DOCUMENT EXTRACT
____________
Abstract
Illumination variations in non-atmospherically corrected high-resolution satellite (HRS) images acquired at different dates/times/locations pose a major challenge for large-area environmental mapping and monitoring. This problem is exacerbated in cases where a classification model is trained only on one image (and often limited training data) but applied to other scenes without collecting additional samples from these new images. In this research, by focusing on caribou lichen mapping, we evaluated the potential of using conditional Generative Adversarial Networks (cGANs) for the normalization of WorldView-2 (WV2) images of one area to a source WV2 image of another area on which a lichen detector model was trained. In this regard, we considered an extreme case where the classifier was not fine-tuned on the normalized images. We tested two main scenarios to normalize four target WV2 images to a source 50 cm pansharpened WV2 image: (1) normalizing based only on the WV2 panchromatic band, and (2) normalizing based on the WV2 panchromatic band and Sentinel-2 surface reflectance (SR) imagery. Our experiments showed that normalizing even based only on the WV2 panchromatic band led to a significant lichen-detection accuracy improvement compared to the use of original pansharpened target images. However, we found that conditioning the cGAN on both the WV2 panchromatic band and auxiliary information (in this case, Sentinel-2 SR imagery) further improved normalization and the subsequent classification results due to adding a more invariant source of information. Our experiments showed that, using only the panchromatic band, F1-score values ranged from 54% to 88%, while using the fused panchromatic and SR, F1-score values ranged from 75% to 91%.
____________
STORED DATA
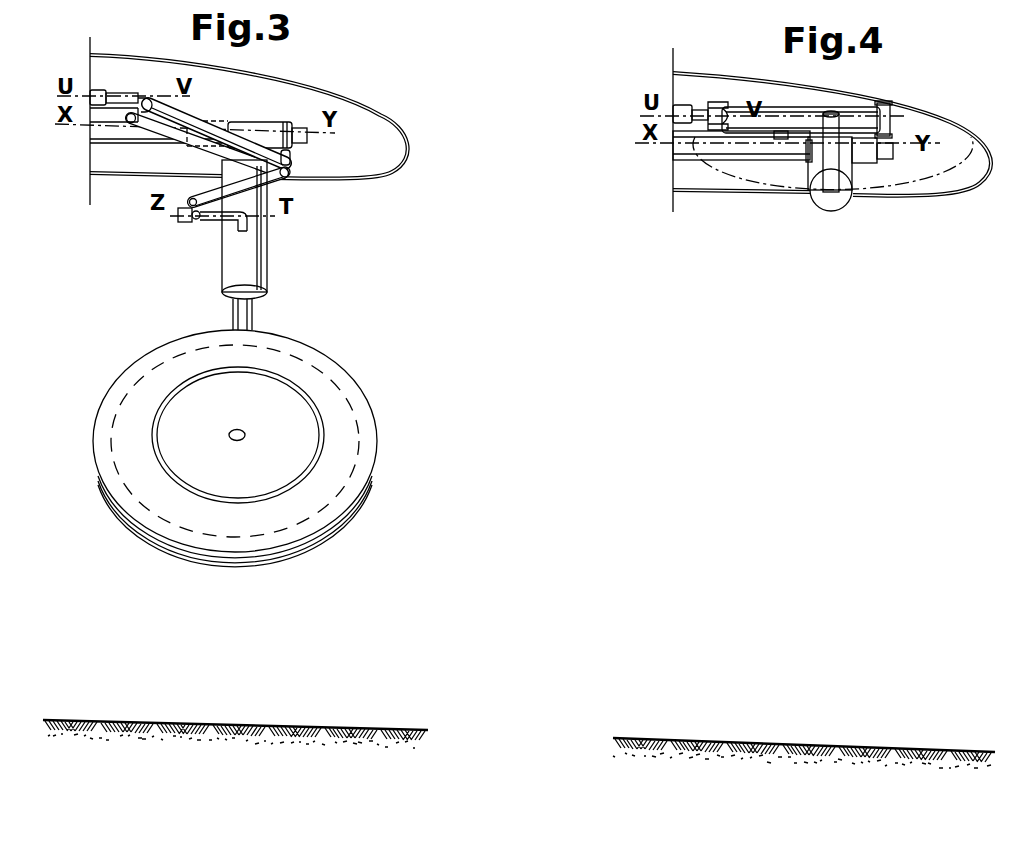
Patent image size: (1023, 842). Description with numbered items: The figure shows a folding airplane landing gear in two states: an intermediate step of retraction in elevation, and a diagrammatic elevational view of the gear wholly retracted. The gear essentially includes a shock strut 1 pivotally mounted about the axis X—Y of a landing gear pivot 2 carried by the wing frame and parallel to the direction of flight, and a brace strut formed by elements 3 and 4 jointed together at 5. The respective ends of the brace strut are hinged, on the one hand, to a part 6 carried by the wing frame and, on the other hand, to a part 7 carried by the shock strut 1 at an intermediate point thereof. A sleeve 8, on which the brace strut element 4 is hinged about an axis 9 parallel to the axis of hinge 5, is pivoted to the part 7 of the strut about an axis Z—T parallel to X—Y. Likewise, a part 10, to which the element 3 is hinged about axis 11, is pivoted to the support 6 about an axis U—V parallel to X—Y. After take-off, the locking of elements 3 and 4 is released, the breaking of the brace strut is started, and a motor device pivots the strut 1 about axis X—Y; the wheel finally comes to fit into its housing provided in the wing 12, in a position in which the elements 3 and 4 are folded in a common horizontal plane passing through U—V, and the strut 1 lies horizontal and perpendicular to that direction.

In FIG. 3, the shock strut 1 is at (262, 257).
In FIG. 4, the shock strut 1 is at (856, 172).
In FIG. 3, the landing gear pivot 2 is at (253, 122).
In FIG. 4, the landing gear pivot 2 is at (794, 152).
In FIG. 3, the brace strut element 3 is at (200, 147).
In FIG. 4, the brace strut element 3 is at (819, 108).
In FIG. 3, the brace strut element 4 is at (208, 194).
In FIG. 4, the brace strut element 4 is at (813, 150).
In FIG. 3, the hinge 5 is at (291, 170).
In FIG. 4, the hinge 5 is at (890, 102).
In FIG. 3, the part carried by the wing frame 6 is at (97, 89).
In FIG. 4, the part carried by the wing frame 6 is at (681, 105).
In FIG. 3, the part carried by the shock strut 7 is at (216, 224).
In FIG. 3, the sleeve 8 is at (183, 223).
In FIG. 3, the axis 9 is at (193, 221).
In FIG. 4, the axis 9 is at (785, 131).
In FIG. 3, the part 10 is at (121, 92).
In FIG. 4, the part 10 is at (699, 109).
In FIG. 3, the axis 11 is at (127, 121).
In FIG. 4, the axis 11 is at (714, 101).
In FIG. 3, the wing 12 is at (313, 83).
In FIG. 4, the wing 12 is at (932, 112).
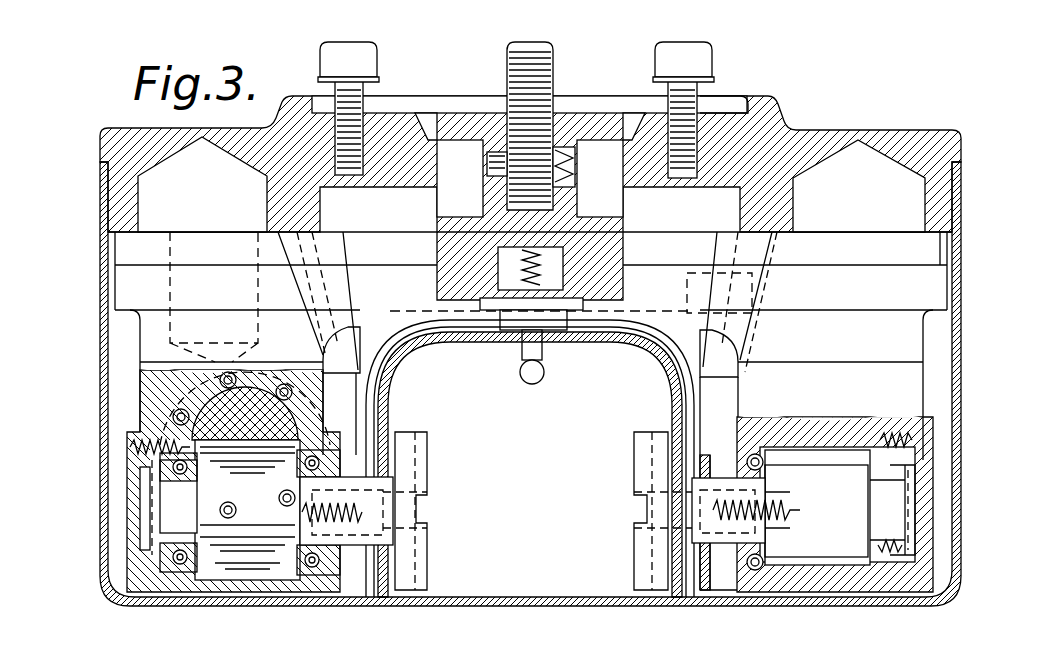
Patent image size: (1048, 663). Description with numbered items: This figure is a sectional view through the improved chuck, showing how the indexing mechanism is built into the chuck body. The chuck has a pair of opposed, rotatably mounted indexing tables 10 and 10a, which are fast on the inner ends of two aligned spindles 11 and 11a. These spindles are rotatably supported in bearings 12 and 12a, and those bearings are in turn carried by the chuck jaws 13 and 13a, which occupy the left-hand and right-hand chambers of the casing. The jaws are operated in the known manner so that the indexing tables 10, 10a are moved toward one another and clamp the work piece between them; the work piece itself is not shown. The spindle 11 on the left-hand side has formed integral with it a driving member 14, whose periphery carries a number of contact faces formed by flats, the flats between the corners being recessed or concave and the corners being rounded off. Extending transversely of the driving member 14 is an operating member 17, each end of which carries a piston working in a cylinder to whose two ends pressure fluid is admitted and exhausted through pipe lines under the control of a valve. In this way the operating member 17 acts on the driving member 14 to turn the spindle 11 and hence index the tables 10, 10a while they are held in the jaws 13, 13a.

The indexing table 10 is at (408, 436).
The indexing table 10a is at (660, 436).
The spindle 11 is at (374, 480).
The spindle 11a is at (688, 481).
The bearing 12 is at (185, 553).
The bearing 12a is at (880, 468).
The chuck jaw 13 is at (160, 325).
The chuck jaw 13a is at (892, 338).
The driving member 14 is at (210, 488).
The operating member 17 is at (264, 406).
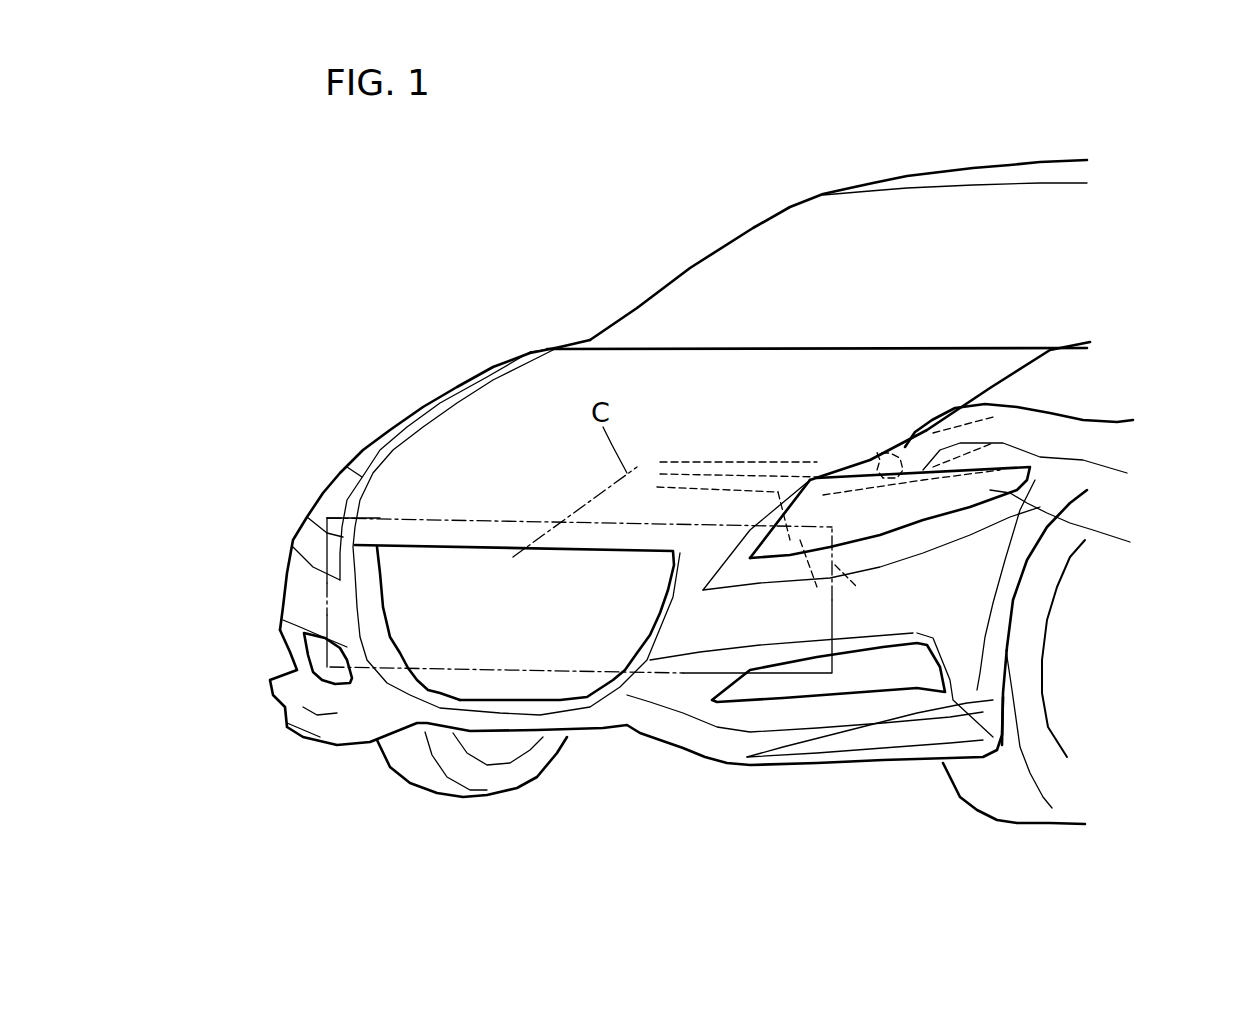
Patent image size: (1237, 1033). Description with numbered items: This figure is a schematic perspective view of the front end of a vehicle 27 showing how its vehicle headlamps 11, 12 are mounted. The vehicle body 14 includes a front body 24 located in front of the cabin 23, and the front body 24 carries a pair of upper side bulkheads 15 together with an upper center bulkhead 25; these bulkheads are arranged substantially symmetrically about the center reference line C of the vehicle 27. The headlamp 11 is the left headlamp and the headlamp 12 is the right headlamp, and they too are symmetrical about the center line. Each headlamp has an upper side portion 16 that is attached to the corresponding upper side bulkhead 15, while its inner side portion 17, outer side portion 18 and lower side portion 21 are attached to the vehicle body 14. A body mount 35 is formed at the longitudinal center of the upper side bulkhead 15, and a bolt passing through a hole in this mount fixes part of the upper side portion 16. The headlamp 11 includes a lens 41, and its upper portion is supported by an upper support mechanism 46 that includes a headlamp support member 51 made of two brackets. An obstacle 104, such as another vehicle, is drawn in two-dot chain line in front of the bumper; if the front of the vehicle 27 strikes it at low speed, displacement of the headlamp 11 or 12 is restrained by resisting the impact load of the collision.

The vehicle headlamp 11 is at (896, 377).
The vehicle headlamp 12 is at (636, 538).
The vehicle body 14 is at (838, 211).
The upper side bulkhead 15 is at (1046, 431).
The upper side portion 16 is at (1042, 468).
The inner side portion 17 is at (757, 524).
The outer side portion 18 is at (1076, 617).
The lower side portion 21 is at (928, 644).
The cabin 23 is at (1048, 464).
The front body 24 is at (480, 495).
The upper center bulkhead 25 is at (528, 517).
The vehicle 27 is at (817, 240).
The body mount 35 is at (890, 460).
The lens 41 is at (682, 570).
The upper support mechanism 46 is at (881, 415).
The headlamp support member 51 is at (871, 471).
The obstacle 104 is at (579, 677).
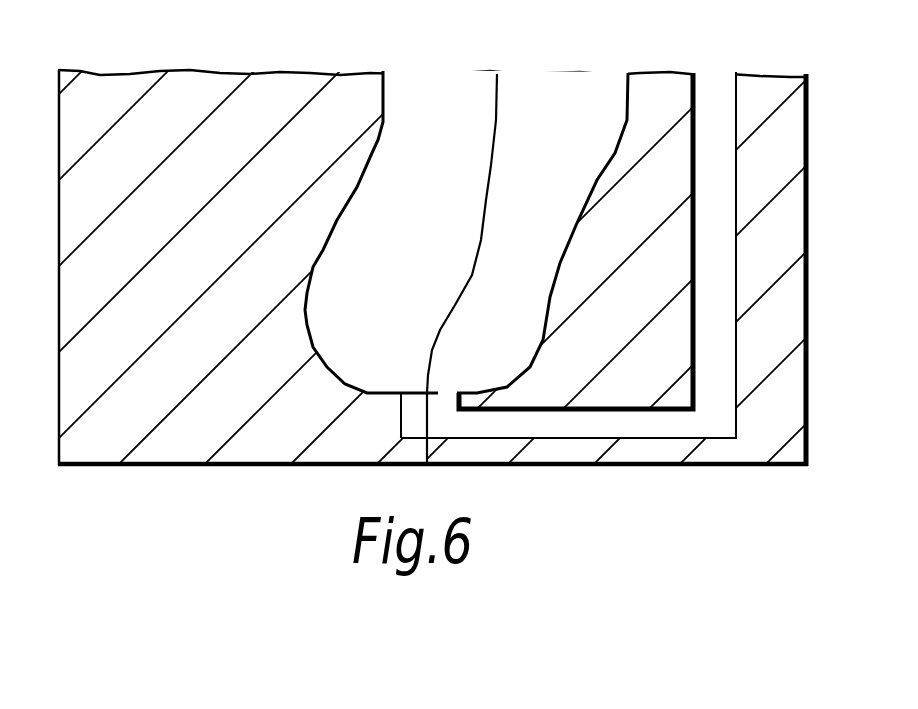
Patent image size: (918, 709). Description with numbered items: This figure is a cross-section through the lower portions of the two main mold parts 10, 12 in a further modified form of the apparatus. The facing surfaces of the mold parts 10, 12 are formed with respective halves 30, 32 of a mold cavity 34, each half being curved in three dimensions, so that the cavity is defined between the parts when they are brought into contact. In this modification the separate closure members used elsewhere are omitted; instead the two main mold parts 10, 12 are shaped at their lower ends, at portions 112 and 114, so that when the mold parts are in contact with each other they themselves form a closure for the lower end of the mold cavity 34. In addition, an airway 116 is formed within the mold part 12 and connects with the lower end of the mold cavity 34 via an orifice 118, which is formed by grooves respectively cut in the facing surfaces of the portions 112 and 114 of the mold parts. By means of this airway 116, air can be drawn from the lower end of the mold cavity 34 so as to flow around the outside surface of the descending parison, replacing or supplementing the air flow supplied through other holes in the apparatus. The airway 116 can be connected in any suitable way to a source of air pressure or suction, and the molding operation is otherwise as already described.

The main mold part 10 is at (183, 108).
The main mold part 12 is at (657, 92).
The half of mold cavity 30 is at (438, 185).
The half of mold cavity 32 is at (563, 185).
The mold cavity 34 is at (368, 356).
The portion of mold part 112 is at (372, 433).
The portion of mold part 114 is at (448, 447).
The airway 116 is at (647, 420).
The orifice 118 is at (440, 408).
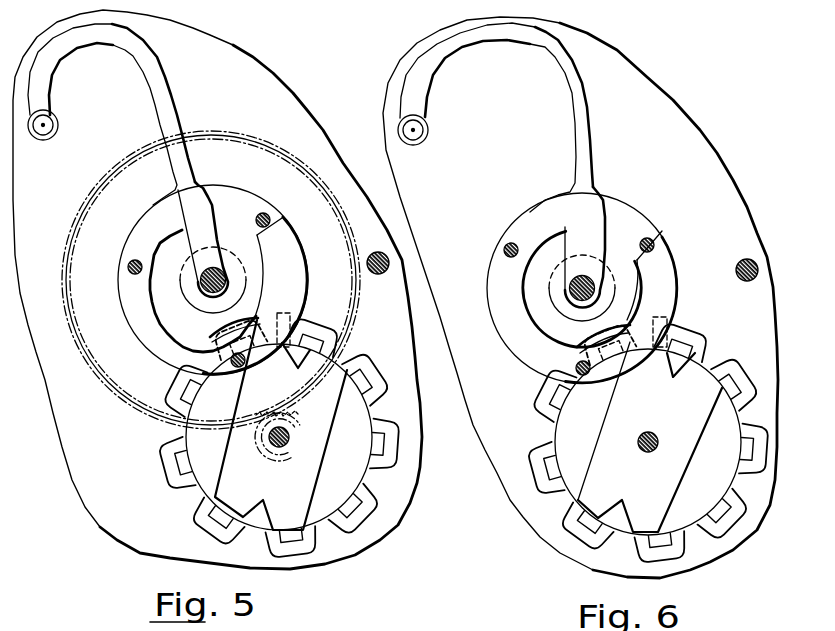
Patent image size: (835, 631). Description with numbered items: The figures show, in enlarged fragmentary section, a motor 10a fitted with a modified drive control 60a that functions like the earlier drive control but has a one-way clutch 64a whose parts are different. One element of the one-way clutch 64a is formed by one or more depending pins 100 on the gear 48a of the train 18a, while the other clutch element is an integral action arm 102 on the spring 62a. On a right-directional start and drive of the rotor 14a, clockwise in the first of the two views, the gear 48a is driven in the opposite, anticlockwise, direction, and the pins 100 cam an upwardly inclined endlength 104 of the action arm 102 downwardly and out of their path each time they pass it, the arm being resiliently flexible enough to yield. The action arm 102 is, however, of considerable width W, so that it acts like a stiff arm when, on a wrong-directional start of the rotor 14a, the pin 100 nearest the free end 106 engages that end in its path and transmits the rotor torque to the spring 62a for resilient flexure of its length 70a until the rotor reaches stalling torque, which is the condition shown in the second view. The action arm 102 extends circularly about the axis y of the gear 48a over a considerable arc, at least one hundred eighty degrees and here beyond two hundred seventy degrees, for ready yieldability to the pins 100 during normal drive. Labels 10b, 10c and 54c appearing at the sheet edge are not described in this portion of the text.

In FIG. 5, the motor 10a is at (281, 66).
In FIG. 6, the motor 10a is at (694, 89).
In FIG. 5, the length of the spring 70a is at (164, 85).
In FIG. 6, the length of the spring 70a is at (557, 58).
In FIG. 5, the spring 62a is at (199, 180).
In FIG. 6, the spring 62a is at (607, 190).
In FIG. 5, the one-way clutch 64a is at (106, 259).
In FIG. 6, the one-way clutch 64a is at (501, 223).
In FIG. 5, the action arm 102 is at (130, 305).
In FIG. 6, the action arm 102 is at (512, 331).
In FIG. 5, the drive control 60a is at (264, 287).
In FIG. 6, the drive control 60a is at (622, 284).
In FIG. 5, the upwardly inclined endlength 104 is at (285, 235).
In FIG. 6, the upwardly inclined endlength 104 is at (658, 262).
In FIG. 5, the free end of the arm 106 is at (255, 232).
In FIG. 6, the free end of the arm 106 is at (662, 238).
In FIG. 5, the axis y is at (215, 277).
In FIG. 6, the axis y is at (586, 286).
In FIG. 5, the pins 100 is at (263, 212).
In FIG. 6, the pins 100 is at (512, 243).
In FIG. 5, the width W is at (160, 329).
In FIG. 5, the gear 48a is at (125, 402).
In FIG. 5, the rotor 14a is at (298, 490).
In FIG. 6, the rotor 14a is at (660, 483).
In FIG. 5, the train 18a is at (251, 436).
In FIG. 5, the housing plate (other figure) 10b is at (373, 627).
In FIG. 6, the housing plate (other figure) 10c is at (523, 626).
In FIG. 6, the member (other figure) 54c is at (726, 623).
____________
EXERCISE SET
[a] From the records, copy word for word the stretch from the line containing "Patent image size: (918, 709)." through the line containing "The main mold part 10 is at (183, 108).".
[b] Continue the abstract on normalizing WorldView-2 images for lichen mapping from its final sentence.

TASK RESPONSES
[a]
Patent image size: (918, 709). Description with numbered items: This figure is a cross-section through the lower portions of the two main mold parts 10, 12 in a further modified form of the apparatus. The facing surfaces of the mold parts 10, 12 are formed with respective halves 30, 32 of a mold cavity 34, each half being curved in three dimensions, so that the cavity is defined between the parts when they are brought into contact. In this modification the separate closure members used elsewhere are omitted; instead the two main mold parts 10, 12 are shaped at their lower ends, at portions 112 and 114, so that when the mold parts are in contact with each other they themselves form a closure for the lower end of the mold cavity 34. In addition, an airway 116 is formed within the mold part 12 and connects with the lower end of the mold cavity 34 via an orifice 118, which is formed by grooves respectively cut in the facing surfaces of the portions 112 and 114 of the mold parts. By means of this airway 116, air can be drawn from the lower end of the mold cavity 34 so as to flow around the outside surface of the descending parison, replacing or supplementing the air flow supplied through other holes in the apparatus. The airway 116 can be connected in any suitable way to a source of air pressure or suction, and the molding operation is otherwise as already described.

The main mold part 10 is at (183, 108).

[b]
Highlights
We trained conditional Generative Adversarial Networks (cGANs) using two types of data: (1) normalizing based only on the WV2 panchromatic band; and (2) normalizing based on the WV2 panchromatic band stacked with the corresponding Sentinel-2
We found that normalizing based on the two cGAN approaches achieved higher accuracies compared with the other approaches, including histogram matching and regression modeling (XGBoost)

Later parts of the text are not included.